From:     Digestifier <Linux-Development-Request@senator-bedfellow.mit.edu>
To:       Linux-Development@senator-bedfellow.mit.edu
Reply-To: Linux-Development@senator-bedfellow.mit.edu
Date:     Wed, 27 Oct 93 13:13:13 EDT
Subject:  Linux-Development Digest #193

Linux-Development Digest #193, Volume #1         Wed, 27 Oct 93 13:13:13 EDT

Contents:
  Re: GCC 2.4.5.... how do I compile the !@#$ thing? (Dan Odom)
  Linux file system for OS/2: info requested (Jeff Garzik)
  Re: A free Plan-9, anyone? (Yves LACHANCE)
  Re: Bugs in Quota-Patches (SLS 1.03, 0.99pl12) (Marco van Wieringen)
  Re: Lots of zombies with ALPHA-pl13j (David Barfoot)
  Hitachi CD-ROM Driver (Wolfgang Thoene)
  Re: ugly name for core dumps (core.imagename) -> patch for "img.core" (Matthias Urlichs)
  Writing CD-ROM Device-driver (Wolfgang Thoene)
  Re: GCC 2.4.5.... how do I compile the !@#$ thing? (Jeremy Bettis)
  FASYNC (Chuck Fee)
  NFS bug (and hacky fix...) (James Hightower)
  Re: Slowness in scsi disk access (Michael O'Reilly)
  Re: Andrew File System (Markus Nullmeier)
  2.88MB support? (was Re: 1.72MB floppies) (al-b@minster.york.ac.uk)

GIVEN DATA —
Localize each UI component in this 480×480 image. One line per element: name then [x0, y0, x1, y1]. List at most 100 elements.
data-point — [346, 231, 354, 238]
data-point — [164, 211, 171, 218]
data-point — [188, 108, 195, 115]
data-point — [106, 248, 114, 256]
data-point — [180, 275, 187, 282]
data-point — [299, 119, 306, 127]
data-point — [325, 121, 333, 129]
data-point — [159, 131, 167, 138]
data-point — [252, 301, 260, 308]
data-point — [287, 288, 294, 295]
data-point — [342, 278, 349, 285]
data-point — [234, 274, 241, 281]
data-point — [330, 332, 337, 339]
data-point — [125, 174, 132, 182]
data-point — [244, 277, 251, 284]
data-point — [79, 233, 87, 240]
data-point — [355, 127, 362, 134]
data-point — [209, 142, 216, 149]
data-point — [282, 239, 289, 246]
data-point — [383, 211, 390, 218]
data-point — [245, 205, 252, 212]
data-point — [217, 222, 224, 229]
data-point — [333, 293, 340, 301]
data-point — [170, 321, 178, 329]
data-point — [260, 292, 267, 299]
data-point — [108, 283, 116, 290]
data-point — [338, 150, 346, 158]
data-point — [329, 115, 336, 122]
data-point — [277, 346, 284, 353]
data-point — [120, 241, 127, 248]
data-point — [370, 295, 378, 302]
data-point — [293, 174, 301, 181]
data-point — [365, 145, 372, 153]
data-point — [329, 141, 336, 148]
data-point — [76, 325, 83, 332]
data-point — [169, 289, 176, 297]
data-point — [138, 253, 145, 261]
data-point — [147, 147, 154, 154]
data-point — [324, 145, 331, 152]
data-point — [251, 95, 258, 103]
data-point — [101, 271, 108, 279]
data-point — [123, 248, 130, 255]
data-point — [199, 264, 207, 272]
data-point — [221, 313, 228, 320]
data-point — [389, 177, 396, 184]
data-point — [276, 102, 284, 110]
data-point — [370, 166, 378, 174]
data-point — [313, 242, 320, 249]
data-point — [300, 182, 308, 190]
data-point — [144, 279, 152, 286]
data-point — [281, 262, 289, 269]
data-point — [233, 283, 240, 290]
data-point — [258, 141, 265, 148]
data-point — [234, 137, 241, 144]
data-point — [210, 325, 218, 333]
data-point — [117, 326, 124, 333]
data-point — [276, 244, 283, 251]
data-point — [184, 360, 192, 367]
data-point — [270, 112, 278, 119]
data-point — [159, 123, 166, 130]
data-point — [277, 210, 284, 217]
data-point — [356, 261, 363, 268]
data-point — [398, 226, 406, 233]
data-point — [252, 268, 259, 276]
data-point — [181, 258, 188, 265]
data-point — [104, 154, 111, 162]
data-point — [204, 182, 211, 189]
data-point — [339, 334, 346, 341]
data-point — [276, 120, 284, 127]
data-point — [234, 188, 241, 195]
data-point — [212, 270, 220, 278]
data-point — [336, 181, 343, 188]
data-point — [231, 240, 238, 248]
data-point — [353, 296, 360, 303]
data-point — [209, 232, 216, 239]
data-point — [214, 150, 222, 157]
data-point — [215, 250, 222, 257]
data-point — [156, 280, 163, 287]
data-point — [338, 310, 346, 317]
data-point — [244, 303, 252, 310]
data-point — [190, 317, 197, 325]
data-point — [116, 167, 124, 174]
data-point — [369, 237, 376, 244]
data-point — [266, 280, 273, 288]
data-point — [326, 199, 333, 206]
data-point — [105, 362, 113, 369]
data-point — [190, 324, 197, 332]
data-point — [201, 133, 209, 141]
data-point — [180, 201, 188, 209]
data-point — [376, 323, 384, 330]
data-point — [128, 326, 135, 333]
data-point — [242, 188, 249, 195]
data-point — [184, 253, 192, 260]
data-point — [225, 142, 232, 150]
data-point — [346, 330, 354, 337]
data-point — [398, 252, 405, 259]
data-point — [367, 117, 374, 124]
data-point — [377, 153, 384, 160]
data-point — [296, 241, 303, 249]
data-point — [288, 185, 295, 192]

TASKS AND EXERCISES —
A. Answer these questions from the Linux-Development digest:
(i) What date and time does the digest give?
(ii) Who wrote the item titled "FASYNC"?
(iii) Which two items in the listing are by Wolfgang Thoene?
B. Repeat part of the Linux-Development digest word for word, beginning at the words "Hitachi CD-ROM Driver" and stopping after the words "access (Michael O'Reilly)".
The rows were taken from a different source than the digest.

RESPONSES —
A.
(i) Wed, 27 Oct 93 13:13:13 EDT
(ii) Chuck Fee
(iii) "Hitachi CD-ROM Driver" and "Writing CD-ROM Device-driver"

B.
Hitachi CD-ROM Driver (Wolfgang Thoene)
  Re: ugly name for core dumps (core.imagename) -> patch for "img.core" (Matthias Urlichs)
  Writing CD-ROM Device-driver (Wolfgang Thoene)
  Re: GCC 2.4.5.... how do I compile the !@#$ thing? (Jeremy Bettis)
  FASYNC (Chuck Fee)
  NFS bug (and hacky fix...) (James Hightower)
  Re: Slowness in scsi disk access (Michael O'Reilly)